**Exercise prompt:** Gather up all lines that carry the word "Cumulative".

**Data to process:**

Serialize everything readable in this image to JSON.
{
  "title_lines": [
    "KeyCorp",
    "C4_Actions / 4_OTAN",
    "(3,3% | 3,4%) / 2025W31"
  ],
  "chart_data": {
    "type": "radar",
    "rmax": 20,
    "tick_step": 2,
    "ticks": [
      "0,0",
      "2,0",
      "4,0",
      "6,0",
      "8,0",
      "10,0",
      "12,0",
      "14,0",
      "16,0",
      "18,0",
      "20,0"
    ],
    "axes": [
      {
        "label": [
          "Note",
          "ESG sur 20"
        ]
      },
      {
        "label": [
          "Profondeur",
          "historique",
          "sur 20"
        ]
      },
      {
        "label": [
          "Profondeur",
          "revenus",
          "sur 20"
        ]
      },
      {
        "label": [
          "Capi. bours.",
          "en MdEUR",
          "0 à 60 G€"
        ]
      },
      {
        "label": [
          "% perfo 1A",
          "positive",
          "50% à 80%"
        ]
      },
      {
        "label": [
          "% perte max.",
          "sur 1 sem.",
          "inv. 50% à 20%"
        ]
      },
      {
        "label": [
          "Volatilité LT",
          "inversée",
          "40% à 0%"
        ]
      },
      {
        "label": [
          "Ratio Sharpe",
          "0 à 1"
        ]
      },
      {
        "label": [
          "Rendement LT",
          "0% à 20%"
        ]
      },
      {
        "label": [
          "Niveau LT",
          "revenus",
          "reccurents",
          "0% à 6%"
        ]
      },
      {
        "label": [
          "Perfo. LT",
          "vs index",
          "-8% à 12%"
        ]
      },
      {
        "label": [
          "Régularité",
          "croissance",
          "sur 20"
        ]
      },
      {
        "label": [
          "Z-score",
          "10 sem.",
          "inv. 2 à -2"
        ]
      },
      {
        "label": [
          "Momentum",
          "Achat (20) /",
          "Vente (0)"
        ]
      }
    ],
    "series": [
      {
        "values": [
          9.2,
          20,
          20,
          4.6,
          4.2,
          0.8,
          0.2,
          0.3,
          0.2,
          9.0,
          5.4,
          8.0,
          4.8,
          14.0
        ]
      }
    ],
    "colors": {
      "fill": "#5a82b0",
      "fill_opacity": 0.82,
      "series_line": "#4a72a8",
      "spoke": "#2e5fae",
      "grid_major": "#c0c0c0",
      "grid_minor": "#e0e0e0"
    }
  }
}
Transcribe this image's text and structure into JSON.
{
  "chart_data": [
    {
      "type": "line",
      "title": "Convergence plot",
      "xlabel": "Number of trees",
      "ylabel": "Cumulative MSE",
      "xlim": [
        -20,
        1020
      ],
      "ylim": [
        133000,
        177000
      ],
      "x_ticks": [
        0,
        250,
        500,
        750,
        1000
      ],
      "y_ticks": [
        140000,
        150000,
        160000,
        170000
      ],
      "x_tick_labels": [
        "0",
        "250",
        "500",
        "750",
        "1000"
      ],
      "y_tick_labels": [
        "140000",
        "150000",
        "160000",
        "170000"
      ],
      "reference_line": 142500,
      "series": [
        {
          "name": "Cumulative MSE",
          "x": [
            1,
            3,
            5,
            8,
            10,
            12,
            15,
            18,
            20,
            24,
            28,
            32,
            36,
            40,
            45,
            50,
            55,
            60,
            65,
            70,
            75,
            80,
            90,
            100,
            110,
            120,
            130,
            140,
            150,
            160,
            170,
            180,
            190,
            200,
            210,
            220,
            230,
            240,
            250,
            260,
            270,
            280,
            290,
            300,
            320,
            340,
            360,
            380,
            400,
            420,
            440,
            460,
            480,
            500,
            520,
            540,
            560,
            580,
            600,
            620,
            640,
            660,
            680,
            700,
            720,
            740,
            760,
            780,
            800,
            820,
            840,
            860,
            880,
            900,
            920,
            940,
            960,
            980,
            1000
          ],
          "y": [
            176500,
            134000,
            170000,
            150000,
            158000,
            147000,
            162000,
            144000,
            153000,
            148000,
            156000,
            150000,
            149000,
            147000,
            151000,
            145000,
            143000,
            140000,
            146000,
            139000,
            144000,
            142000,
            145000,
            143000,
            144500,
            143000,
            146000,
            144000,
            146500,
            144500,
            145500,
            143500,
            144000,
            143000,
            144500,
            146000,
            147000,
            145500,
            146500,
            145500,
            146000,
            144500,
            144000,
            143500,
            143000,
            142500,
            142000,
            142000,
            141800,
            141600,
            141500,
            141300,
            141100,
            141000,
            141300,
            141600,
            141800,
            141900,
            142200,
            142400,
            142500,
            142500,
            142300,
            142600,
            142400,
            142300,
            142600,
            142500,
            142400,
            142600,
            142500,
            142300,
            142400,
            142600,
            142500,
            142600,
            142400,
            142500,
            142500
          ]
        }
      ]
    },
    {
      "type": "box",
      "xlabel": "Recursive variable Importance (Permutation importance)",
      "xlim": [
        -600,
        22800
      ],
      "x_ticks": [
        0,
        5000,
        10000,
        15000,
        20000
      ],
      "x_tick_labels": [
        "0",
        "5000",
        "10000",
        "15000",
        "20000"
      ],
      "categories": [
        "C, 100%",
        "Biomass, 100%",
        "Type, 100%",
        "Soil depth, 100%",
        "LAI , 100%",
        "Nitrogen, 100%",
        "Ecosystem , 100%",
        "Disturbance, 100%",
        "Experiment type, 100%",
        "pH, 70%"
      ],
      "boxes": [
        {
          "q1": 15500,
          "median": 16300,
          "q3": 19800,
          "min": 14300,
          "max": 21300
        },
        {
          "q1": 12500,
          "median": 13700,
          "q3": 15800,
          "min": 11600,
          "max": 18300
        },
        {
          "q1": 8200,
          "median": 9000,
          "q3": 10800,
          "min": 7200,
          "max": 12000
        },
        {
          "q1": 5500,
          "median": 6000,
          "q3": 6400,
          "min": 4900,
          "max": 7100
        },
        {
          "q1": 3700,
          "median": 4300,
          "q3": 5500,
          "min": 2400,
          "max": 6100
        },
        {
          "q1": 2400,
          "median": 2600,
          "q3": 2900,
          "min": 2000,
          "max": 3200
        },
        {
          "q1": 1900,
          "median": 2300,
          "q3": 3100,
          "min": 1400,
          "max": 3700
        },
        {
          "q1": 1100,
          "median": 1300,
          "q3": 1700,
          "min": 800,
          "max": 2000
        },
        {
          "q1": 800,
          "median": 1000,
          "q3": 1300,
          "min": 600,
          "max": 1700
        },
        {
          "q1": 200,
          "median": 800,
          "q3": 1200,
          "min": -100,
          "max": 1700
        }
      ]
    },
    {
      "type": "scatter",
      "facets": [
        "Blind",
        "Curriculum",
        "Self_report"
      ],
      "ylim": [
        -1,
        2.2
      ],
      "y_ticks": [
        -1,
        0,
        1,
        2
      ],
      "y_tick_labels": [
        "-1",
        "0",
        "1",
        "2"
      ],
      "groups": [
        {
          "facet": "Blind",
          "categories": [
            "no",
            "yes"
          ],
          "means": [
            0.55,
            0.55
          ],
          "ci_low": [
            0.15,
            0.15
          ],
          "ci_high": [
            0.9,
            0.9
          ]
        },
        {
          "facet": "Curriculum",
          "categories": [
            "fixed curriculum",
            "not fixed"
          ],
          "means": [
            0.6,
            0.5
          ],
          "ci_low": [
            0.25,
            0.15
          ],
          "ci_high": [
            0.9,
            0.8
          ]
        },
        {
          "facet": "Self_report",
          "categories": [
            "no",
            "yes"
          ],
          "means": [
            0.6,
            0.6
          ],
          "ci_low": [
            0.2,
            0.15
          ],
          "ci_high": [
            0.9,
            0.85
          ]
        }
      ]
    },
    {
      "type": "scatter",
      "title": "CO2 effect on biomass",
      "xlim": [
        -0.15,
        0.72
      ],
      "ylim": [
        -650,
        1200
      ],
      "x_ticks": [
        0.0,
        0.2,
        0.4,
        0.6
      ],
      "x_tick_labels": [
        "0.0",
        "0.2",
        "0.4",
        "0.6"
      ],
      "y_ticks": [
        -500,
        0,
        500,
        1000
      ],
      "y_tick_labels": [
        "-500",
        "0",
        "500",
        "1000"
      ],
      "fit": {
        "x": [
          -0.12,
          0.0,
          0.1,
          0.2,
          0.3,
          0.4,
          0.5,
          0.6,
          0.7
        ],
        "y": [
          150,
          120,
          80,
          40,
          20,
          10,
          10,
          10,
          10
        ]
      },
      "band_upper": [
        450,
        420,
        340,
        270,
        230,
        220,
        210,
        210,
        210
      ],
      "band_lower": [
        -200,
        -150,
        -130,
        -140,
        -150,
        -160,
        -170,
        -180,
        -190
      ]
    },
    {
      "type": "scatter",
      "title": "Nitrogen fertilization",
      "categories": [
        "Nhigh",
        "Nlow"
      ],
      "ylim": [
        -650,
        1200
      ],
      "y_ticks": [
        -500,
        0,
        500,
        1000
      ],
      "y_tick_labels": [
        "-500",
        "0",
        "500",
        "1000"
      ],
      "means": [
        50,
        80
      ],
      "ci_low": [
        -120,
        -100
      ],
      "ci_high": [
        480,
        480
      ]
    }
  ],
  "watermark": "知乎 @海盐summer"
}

**Task result:**
      "ylabel": "Cumulative MSE",
          "name": "Cumulative MSE",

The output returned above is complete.